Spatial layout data
>>>
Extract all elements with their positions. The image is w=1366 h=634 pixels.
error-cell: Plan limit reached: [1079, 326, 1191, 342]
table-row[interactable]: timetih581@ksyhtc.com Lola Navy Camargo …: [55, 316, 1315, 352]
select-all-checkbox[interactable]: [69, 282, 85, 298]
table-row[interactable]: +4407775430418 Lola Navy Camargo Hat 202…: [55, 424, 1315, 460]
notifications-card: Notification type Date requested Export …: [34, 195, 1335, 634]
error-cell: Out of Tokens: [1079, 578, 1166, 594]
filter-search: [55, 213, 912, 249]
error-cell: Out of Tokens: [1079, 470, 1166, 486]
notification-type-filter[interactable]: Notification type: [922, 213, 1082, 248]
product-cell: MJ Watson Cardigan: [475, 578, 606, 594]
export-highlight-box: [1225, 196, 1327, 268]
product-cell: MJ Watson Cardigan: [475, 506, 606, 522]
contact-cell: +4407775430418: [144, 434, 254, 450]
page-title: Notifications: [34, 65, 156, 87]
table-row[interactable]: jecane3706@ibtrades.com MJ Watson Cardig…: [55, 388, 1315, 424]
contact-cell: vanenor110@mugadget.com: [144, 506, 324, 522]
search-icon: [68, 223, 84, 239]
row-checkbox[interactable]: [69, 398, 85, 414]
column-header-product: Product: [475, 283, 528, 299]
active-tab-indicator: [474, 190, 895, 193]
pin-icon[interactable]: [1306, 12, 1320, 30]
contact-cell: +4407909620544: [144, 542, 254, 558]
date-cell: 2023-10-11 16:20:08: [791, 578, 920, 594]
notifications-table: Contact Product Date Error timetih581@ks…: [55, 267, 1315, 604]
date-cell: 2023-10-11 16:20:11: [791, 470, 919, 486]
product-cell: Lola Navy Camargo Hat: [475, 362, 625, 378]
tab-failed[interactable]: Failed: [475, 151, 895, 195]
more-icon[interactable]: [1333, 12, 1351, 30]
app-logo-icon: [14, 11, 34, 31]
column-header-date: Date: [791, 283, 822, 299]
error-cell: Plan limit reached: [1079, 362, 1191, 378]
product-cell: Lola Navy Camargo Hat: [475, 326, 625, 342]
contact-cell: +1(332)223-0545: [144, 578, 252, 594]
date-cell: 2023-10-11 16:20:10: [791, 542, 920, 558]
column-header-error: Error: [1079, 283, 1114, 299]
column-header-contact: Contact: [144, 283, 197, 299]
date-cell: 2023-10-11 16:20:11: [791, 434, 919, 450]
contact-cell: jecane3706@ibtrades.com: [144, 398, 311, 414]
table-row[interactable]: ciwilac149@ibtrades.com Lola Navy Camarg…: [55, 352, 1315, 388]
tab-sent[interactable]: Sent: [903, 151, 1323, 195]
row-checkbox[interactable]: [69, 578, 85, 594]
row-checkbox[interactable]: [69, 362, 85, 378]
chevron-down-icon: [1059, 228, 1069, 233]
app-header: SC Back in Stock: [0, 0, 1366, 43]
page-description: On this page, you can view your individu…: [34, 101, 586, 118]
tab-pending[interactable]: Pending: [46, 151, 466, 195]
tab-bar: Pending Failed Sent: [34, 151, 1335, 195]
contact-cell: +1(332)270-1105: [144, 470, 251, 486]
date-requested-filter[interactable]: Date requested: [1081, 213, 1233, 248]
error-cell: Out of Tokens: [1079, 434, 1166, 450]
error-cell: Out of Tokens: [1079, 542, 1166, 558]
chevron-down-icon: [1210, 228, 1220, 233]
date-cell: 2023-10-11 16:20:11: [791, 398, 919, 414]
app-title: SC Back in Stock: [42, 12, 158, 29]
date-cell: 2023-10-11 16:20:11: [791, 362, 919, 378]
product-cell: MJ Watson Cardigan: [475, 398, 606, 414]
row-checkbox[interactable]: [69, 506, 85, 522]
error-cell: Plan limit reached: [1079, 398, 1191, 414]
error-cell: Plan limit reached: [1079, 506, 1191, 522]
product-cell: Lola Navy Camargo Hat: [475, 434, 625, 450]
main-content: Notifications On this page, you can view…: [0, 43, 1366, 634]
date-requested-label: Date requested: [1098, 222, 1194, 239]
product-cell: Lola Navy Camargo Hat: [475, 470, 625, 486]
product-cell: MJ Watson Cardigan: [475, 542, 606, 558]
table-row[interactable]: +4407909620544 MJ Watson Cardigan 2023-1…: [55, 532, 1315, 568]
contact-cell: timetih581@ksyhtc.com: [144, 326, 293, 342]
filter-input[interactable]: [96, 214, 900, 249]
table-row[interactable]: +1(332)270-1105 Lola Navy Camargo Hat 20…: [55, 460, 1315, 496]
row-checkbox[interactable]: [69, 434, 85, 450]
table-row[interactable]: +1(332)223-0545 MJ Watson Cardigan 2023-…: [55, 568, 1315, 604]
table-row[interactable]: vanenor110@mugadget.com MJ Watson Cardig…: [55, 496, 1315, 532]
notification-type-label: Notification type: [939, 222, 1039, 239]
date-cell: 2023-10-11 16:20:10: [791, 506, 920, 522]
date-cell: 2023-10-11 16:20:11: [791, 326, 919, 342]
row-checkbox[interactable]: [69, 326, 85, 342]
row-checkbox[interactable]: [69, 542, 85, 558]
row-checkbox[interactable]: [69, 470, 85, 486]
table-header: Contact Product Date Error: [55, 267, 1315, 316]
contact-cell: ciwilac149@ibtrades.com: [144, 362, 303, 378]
<<<
> **Task directions**
Rewrite all of the lines above, replacing "Out of Tokens" with "Token limit exceeded" everywhere it occurs and leaving everything else unchanged.

> **Answer below**
Extract all elements with their positions. The image is w=1366 h=634 pixels.
error-cell: Plan limit reached: [1079, 326, 1191, 342]
table-row[interactable]: timetih581@ksyhtc.com Lola Navy Camargo …: [55, 316, 1315, 352]
select-all-checkbox[interactable]: [69, 282, 85, 298]
table-row[interactable]: +4407775430418 Lola Navy Camargo Hat 202…: [55, 424, 1315, 460]
notifications-card: Notification type Date requested Export …: [34, 195, 1335, 634]
error-cell: Token limit exceeded: [1079, 578, 1166, 594]
filter-search: [55, 213, 912, 249]
error-cell: Token limit exceeded: [1079, 470, 1166, 486]
notification-type-filter[interactable]: Notification type: [922, 213, 1082, 248]
product-cell: MJ Watson Cardigan: [475, 578, 606, 594]
export-highlight-box: [1225, 196, 1327, 268]
product-cell: MJ Watson Cardigan: [475, 506, 606, 522]
contact-cell: +4407775430418: [144, 434, 254, 450]
page-title: Notifications: [34, 65, 156, 87]
table-row[interactable]: jecane3706@ibtrades.com MJ Watson Cardig…: [55, 388, 1315, 424]
contact-cell: vanenor110@mugadget.com: [144, 506, 324, 522]
search-icon: [68, 223, 84, 239]
row-checkbox[interactable]: [69, 398, 85, 414]
column-header-product: Product: [475, 283, 528, 299]
active-tab-indicator: [474, 190, 895, 193]
pin-icon[interactable]: [1306, 12, 1320, 30]
contact-cell: +4407909620544: [144, 542, 254, 558]
date-cell: 2023-10-11 16:20:08: [791, 578, 920, 594]
notifications-table: Contact Product Date Error timetih581@ks…: [55, 267, 1315, 604]
date-cell: 2023-10-11 16:20:11: [791, 470, 919, 486]
product-cell: Lola Navy Camargo Hat: [475, 362, 625, 378]
tab-failed[interactable]: Failed: [475, 151, 895, 195]
more-icon[interactable]: [1333, 12, 1351, 30]
app-logo-icon: [14, 11, 34, 31]
column-header-date: Date: [791, 283, 822, 299]
error-cell: Plan limit reached: [1079, 362, 1191, 378]
product-cell: Lola Navy Camargo Hat: [475, 326, 625, 342]
contact-cell: +1(332)223-0545: [144, 578, 252, 594]
date-cell: 2023-10-11 16:20:10: [791, 542, 920, 558]
column-header-error: Error: [1079, 283, 1114, 299]
column-header-contact: Contact: [144, 283, 197, 299]
date-cell: 2023-10-11 16:20:11: [791, 434, 919, 450]
contact-cell: jecane3706@ibtrades.com: [144, 398, 311, 414]
table-row[interactable]: ciwilac149@ibtrades.com Lola Navy Camarg…: [55, 352, 1315, 388]
tab-sent[interactable]: Sent: [903, 151, 1323, 195]
row-checkbox[interactable]: [69, 578, 85, 594]
row-checkbox[interactable]: [69, 362, 85, 378]
chevron-down-icon: [1059, 228, 1069, 233]
app-header: SC Back in Stock: [0, 0, 1366, 43]
page-description: On this page, you can view your individu…: [34, 101, 586, 118]
tab-pending[interactable]: Pending: [46, 151, 466, 195]
tab-bar: Pending Failed Sent: [34, 151, 1335, 195]
contact-cell: +1(332)270-1105: [144, 470, 251, 486]
date-requested-filter[interactable]: Date requested: [1081, 213, 1233, 248]
error-cell: Token limit exceeded: [1079, 434, 1166, 450]
error-cell: Token limit exceeded: [1079, 542, 1166, 558]
chevron-down-icon: [1210, 228, 1220, 233]
date-cell: 2023-10-11 16:20:11: [791, 398, 919, 414]
app-title: SC Back in Stock: [42, 12, 158, 29]
date-cell: 2023-10-11 16:20:11: [791, 362, 919, 378]
product-cell: MJ Watson Cardigan: [475, 398, 606, 414]
row-checkbox[interactable]: [69, 506, 85, 522]
error-cell: Plan limit reached: [1079, 398, 1191, 414]
error-cell: Plan limit reached: [1079, 506, 1191, 522]
product-cell: Lola Navy Camargo Hat: [475, 434, 625, 450]
main-content: Notifications On this page, you can view…: [0, 43, 1366, 634]
date-requested-label: Date requested: [1098, 222, 1194, 239]
product-cell: Lola Navy Camargo Hat: [475, 470, 625, 486]
product-cell: MJ Watson Cardigan: [475, 542, 606, 558]
table-row[interactable]: +4407909620544 MJ Watson Cardigan 2023-1…: [55, 532, 1315, 568]
contact-cell: timetih581@ksyhtc.com: [144, 326, 293, 342]
filter-input[interactable]: [96, 214, 900, 249]
table-row[interactable]: +1(332)270-1105 Lola Navy Camargo Hat 20…: [55, 460, 1315, 496]
row-checkbox[interactable]: [69, 434, 85, 450]
table-row[interactable]: +1(332)223-0545 MJ Watson Cardigan 2023-…: [55, 568, 1315, 604]
table-row[interactable]: vanenor110@mugadget.com MJ Watson Cardig…: [55, 496, 1315, 532]
notification-type-label: Notification type: [939, 222, 1039, 239]
date-cell: 2023-10-11 16:20:10: [791, 506, 920, 522]
date-cell: 2023-10-11 16:20:11: [791, 326, 919, 342]
row-checkbox[interactable]: [69, 326, 85, 342]
row-checkbox[interactable]: [69, 542, 85, 558]
row-checkbox[interactable]: [69, 470, 85, 486]
table-header: Contact Product Date Error: [55, 267, 1315, 316]
contact-cell: ciwilac149@ibtrades.com: [144, 362, 303, 378]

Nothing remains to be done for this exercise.